Work to complete »
Select and reproduce each line of the listing below that bears the string "name".
## Begin Provided information
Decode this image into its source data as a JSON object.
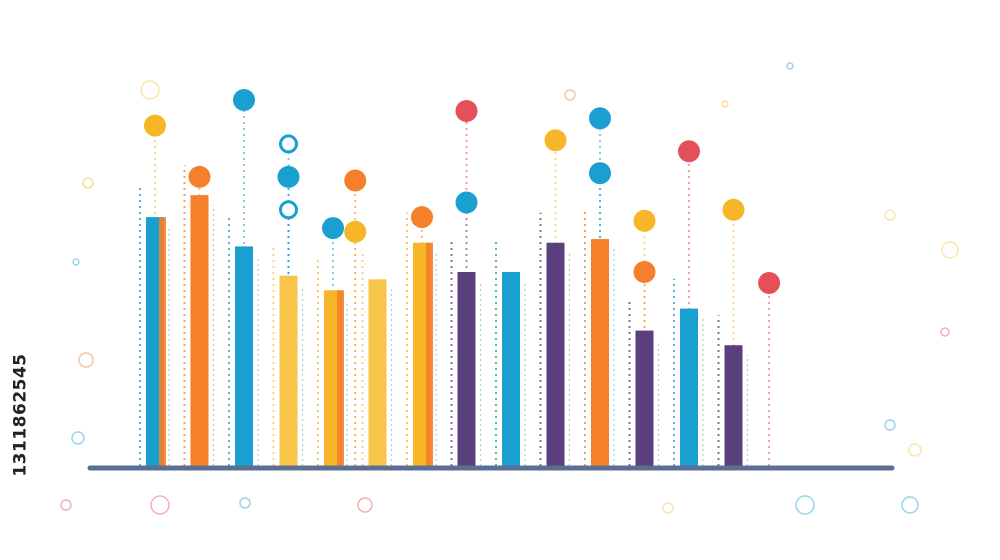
{
  "chart_data": {
    "type": "bar",
    "title": "",
    "xlabel": "",
    "ylabel": "",
    "ylim": [
      0,
      100
    ],
    "grid": false,
    "legend": "none",
    "bars": [
      {
        "value": 68,
        "color": "#1a9fd1",
        "accent": "#f57f2a"
      },
      {
        "value": 74,
        "color": "#f57f2a"
      },
      {
        "value": 60,
        "color": "#1a9fd1"
      },
      {
        "value": 52,
        "color": "#f7c54a"
      },
      {
        "value": 48,
        "color": "#f7b528",
        "accent": "#f57f2a"
      },
      {
        "value": 51,
        "color": "#f7c54a"
      },
      {
        "value": 61,
        "color": "#f7b528",
        "accent": "#f57f2a"
      },
      {
        "value": 53,
        "color": "#5b3e7d"
      },
      {
        "value": 53,
        "color": "#1a9fd1"
      },
      {
        "value": 61,
        "color": "#5b3e7d"
      },
      {
        "value": 62,
        "color": "#f57f2a"
      },
      {
        "value": 37,
        "color": "#5b3e7d"
      },
      {
        "value": 43,
        "color": "#1a9fd1"
      },
      {
        "value": 33,
        "color": "#5b3e7d"
      }
    ],
    "dots": [
      {
        "x": 0.5,
        "y": 93,
        "color": "#f7b528"
      },
      {
        "x": 2.5,
        "y": 100,
        "color": "#1a9fd1"
      },
      {
        "x": 3.5,
        "y": 88,
        "color": "#1a9fd1",
        "hollow": true
      },
      {
        "x": 3.5,
        "y": 79,
        "color": "#1a9fd1"
      },
      {
        "x": 3.5,
        "y": 70,
        "color": "#1a9fd1",
        "hollow": true
      },
      {
        "x": 1.5,
        "y": 79,
        "color": "#f57f2a"
      },
      {
        "x": 4.5,
        "y": 65,
        "color": "#1a9fd1"
      },
      {
        "x": 5.0,
        "y": 78,
        "color": "#f57f2a"
      },
      {
        "x": 5.0,
        "y": 64,
        "color": "#f7b528"
      },
      {
        "x": 6.5,
        "y": 68,
        "color": "#f57f2a"
      },
      {
        "x": 7.5,
        "y": 72,
        "color": "#1a9fd1"
      },
      {
        "x": 7.5,
        "y": 97,
        "color": "#e3505a"
      },
      {
        "x": 9.5,
        "y": 89,
        "color": "#f7b528"
      },
      {
        "x": 10.5,
        "y": 80,
        "color": "#1a9fd1"
      },
      {
        "x": 10.5,
        "y": 95,
        "color": "#1a9fd1"
      },
      {
        "x": 11.5,
        "y": 67,
        "color": "#f7b528"
      },
      {
        "x": 11.5,
        "y": 53,
        "color": "#f57f2a"
      },
      {
        "x": 12.5,
        "y": 86,
        "color": "#e3505a"
      },
      {
        "x": 13.5,
        "y": 70,
        "color": "#f7b528"
      },
      {
        "x": 14.3,
        "y": 50,
        "color": "#e3505a"
      }
    ]
  },
  "watermark": "1311862545",
  "colors": {
    "axis": "#5a6f93",
    "blue": "#1a9fd1",
    "orange": "#f57f2a",
    "yellow": "#f7b528",
    "purple": "#5b3e7d",
    "red": "#e3505a"
  }
}
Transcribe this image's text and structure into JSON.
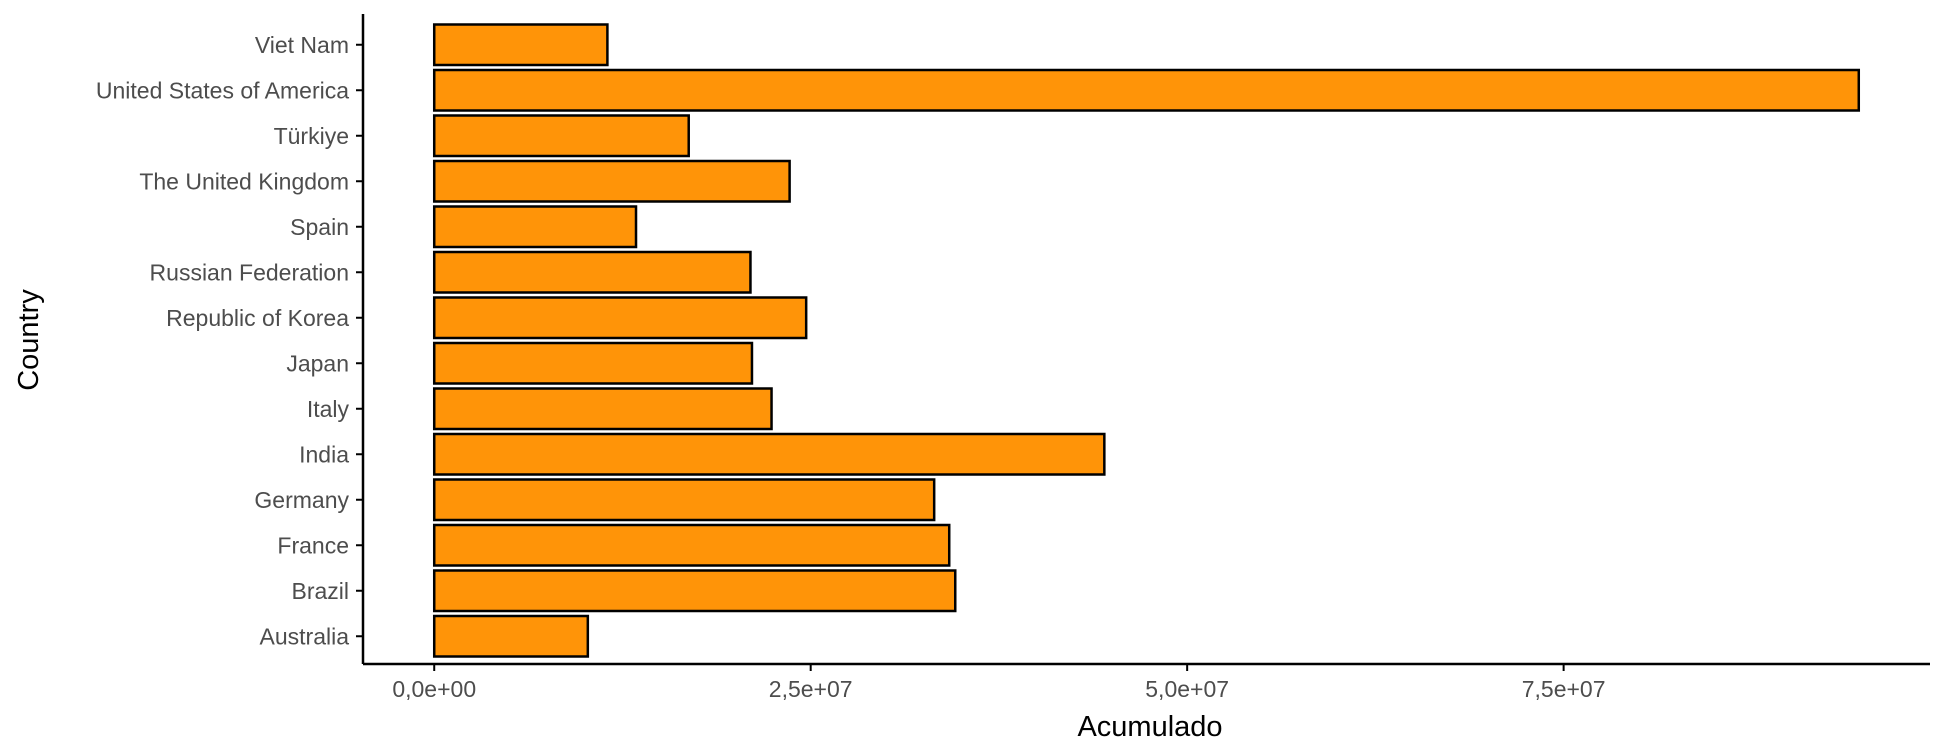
{
  "chart_data": {
    "type": "bar",
    "orientation": "horizontal",
    "categories": [
      "Australia",
      "Brazil",
      "France",
      "Germany",
      "India",
      "Italy",
      "Japan",
      "Republic of Korea",
      "Russian Federation",
      "Spain",
      "The United Kingdom",
      "Türkiye",
      "United States of America",
      "Viet Nam"
    ],
    "values": [
      10200000,
      34600000,
      34200000,
      33200000,
      44500000,
      22400000,
      21100000,
      24700000,
      21000000,
      13400000,
      23600000,
      16900000,
      94600000,
      11500000
    ],
    "xlabel": "Acumulado",
    "ylabel": "Country",
    "x_ticks": [
      0,
      25000000,
      50000000,
      75000000
    ],
    "x_tick_labels": [
      "0,0e+00",
      "2,5e+07",
      "5,0e+07",
      "7,5e+07"
    ],
    "xlim": [
      -4730000,
      99330000
    ],
    "grid": false,
    "legend": "none",
    "colors": {
      "bar_fill": "#FF9408",
      "bar_stroke": "#000000",
      "axis": "#000000",
      "tick_text": "#4D4D4D"
    }
  }
}
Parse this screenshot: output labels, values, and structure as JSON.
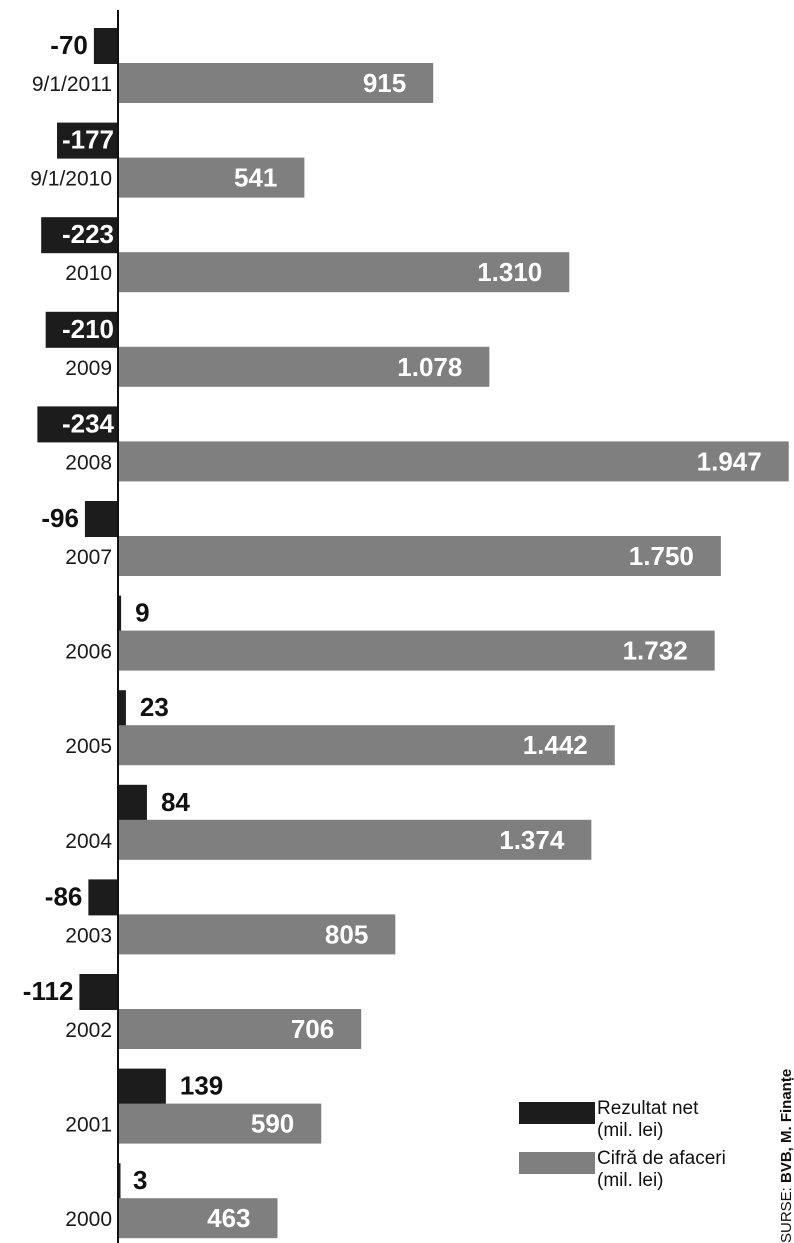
{
  "chart_data": {
    "type": "bar",
    "orientation": "horizontal",
    "categories": [
      "9/1/2011",
      "9/1/2010",
      "2010",
      "2009",
      "2008",
      "2007",
      "2006",
      "2005",
      "2004",
      "2003",
      "2002",
      "2001",
      "2000"
    ],
    "series": [
      {
        "name": "Rezultat net (mil. lei)",
        "color": "#1c1c1c",
        "values": [
          -70,
          -177,
          -223,
          -210,
          -234,
          -96,
          9,
          23,
          84,
          -86,
          -112,
          139,
          3
        ],
        "labels": [
          "-70",
          "-177",
          "-223",
          "-210",
          "-234",
          "-96",
          "9",
          "23",
          "84",
          "-86",
          "-112",
          "139",
          "3"
        ]
      },
      {
        "name": "Cifră de afaceri (mil. lei)",
        "color": "#7f7f7f",
        "values": [
          915,
          541,
          1310,
          1078,
          1947,
          1750,
          1732,
          1442,
          1374,
          805,
          706,
          590,
          463
        ],
        "labels": [
          "915",
          "541",
          "1.310",
          "1.078",
          "1.947",
          "1.750",
          "1.732",
          "1.442",
          "1.374",
          "805",
          "706",
          "590",
          "463"
        ]
      }
    ],
    "legend": {
      "position": "bottom-right",
      "items": [
        {
          "line1": "Rezultat net",
          "line2": "(mil. lei)",
          "color": "#1c1c1c"
        },
        {
          "line1": "Cifră de afaceri",
          "line2": "(mil. lei)",
          "color": "#7f7f7f"
        }
      ]
    },
    "grid": false,
    "source_prefix": "SURSE: ",
    "source": "BVB, M. Finanțe"
  }
}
## End Provided information
Exercise solution »
        "name": "Rezultat net (mil. lei)",
        "name": "Cifră de afaceri (mil. lei)",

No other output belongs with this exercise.